### [DATA LINES]
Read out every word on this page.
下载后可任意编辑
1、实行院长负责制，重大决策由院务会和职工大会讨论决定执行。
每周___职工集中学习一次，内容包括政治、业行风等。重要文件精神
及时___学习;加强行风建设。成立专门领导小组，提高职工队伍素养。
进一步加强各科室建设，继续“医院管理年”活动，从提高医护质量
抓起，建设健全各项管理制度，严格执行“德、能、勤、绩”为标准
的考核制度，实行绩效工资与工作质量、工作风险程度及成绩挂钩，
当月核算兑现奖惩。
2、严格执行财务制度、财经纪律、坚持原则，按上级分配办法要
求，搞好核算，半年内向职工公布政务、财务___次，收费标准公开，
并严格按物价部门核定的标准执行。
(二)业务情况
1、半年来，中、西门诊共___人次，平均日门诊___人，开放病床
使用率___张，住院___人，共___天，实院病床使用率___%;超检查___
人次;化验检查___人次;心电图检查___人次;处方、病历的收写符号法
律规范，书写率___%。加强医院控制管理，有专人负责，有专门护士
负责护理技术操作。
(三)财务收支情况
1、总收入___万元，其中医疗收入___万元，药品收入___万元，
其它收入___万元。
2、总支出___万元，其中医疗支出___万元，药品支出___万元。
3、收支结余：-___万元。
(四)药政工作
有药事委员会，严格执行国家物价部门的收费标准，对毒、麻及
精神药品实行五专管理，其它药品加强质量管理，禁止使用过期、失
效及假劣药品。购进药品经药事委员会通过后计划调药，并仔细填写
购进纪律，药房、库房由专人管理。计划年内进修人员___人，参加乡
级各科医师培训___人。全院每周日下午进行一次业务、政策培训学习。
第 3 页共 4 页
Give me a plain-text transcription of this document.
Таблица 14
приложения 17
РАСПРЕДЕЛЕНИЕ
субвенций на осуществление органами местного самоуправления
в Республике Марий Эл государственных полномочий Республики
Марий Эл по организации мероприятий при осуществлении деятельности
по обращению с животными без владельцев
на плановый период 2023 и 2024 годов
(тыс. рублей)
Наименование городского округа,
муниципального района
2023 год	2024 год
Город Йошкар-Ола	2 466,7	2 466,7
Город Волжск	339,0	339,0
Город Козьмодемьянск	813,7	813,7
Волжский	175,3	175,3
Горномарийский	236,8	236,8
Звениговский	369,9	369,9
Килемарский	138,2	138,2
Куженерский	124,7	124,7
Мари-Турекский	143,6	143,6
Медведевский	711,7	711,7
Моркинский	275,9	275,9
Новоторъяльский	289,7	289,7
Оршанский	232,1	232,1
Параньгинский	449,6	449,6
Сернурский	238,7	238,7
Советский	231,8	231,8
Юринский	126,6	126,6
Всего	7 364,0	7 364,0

### [DIRECTIONS]
Print the records once more, exactly as they were given.

### [FINAL ANSWER]
Read out every word on this page.
下载后可任意编辑
1、实行院长负责制，重大决策由院务会和职工大会讨论决定执行。
每周___职工集中学习一次，内容包括政治、业行风等。重要文件精神
及时___学习;加强行风建设。成立专门领导小组，提高职工队伍素养。
进一步加强各科室建设，继续“医院管理年”活动，从提高医护质量
抓起，建设健全各项管理制度，严格执行“德、能、勤、绩”为标准
的考核制度，实行绩效工资与工作质量、工作风险程度及成绩挂钩，
当月核算兑现奖惩。
2、严格执行财务制度、财经纪律、坚持原则，按上级分配办法要
求，搞好核算，半年内向职工公布政务、财务___次，收费标准公开，
并严格按物价部门核定的标准执行。
(二)业务情况
1、半年来，中、西门诊共___人次，平均日门诊___人，开放病床
使用率___张，住院___人，共___天，实院病床使用率___%;超检查___
人次;化验检查___人次;心电图检查___人次;处方、病历的收写符号法
律规范，书写率___%。加强医院控制管理，有专人负责，有专门护士
负责护理技术操作。
(三)财务收支情况
1、总收入___万元，其中医疗收入___万元，药品收入___万元，
其它收入___万元。
2、总支出___万元，其中医疗支出___万元，药品支出___万元。
3、收支结余：-___万元。
(四)药政工作
有药事委员会，严格执行国家物价部门的收费标准，对毒、麻及
精神药品实行五专管理，其它药品加强质量管理，禁止使用过期、失
效及假劣药品。购进药品经药事委员会通过后计划调药，并仔细填写
购进纪律，药房、库房由专人管理。计划年内进修人员___人，参加乡
级各科医师培训___人。全院每周日下午进行一次业务、政策培训学习。
第 3 页共 4 页
Give me a plain-text transcription of this document.
Таблица 14
приложения 17
РАСПРЕДЕЛЕНИЕ
субвенций на осуществление органами местного самоуправления
в Республике Марий Эл государственных полномочий Республики
Марий Эл по организации мероприятий при осуществлении деятельности
по обращению с животными без владельцев
на плановый период 2023 и 2024 годов
(тыс. рублей)
Наименование городского округа,
муниципального района
2023 год	2024 год
Город Йошкар-Ола	2 466,7	2 466,7
Город Волжск	339,0	339,0
Город Козьмодемьянск	813,7	813,7
Волжский	175,3	175,3
Горномарийский	236,8	236,8
Звениговский	369,9	369,9
Килемарский	138,2	138,2
Куженерский	124,7	124,7
Мари-Турекский	143,6	143,6
Медведевский	711,7	711,7
Моркинский	275,9	275,9
Новоторъяльский	289,7	289,7
Оршанский	232,1	232,1
Параньгинский	449,6	449,6
Сернурский	238,7	238,7
Советский	231,8	231,8
Юринский	126,6	126,6
Всего	7 364,0	7 364,0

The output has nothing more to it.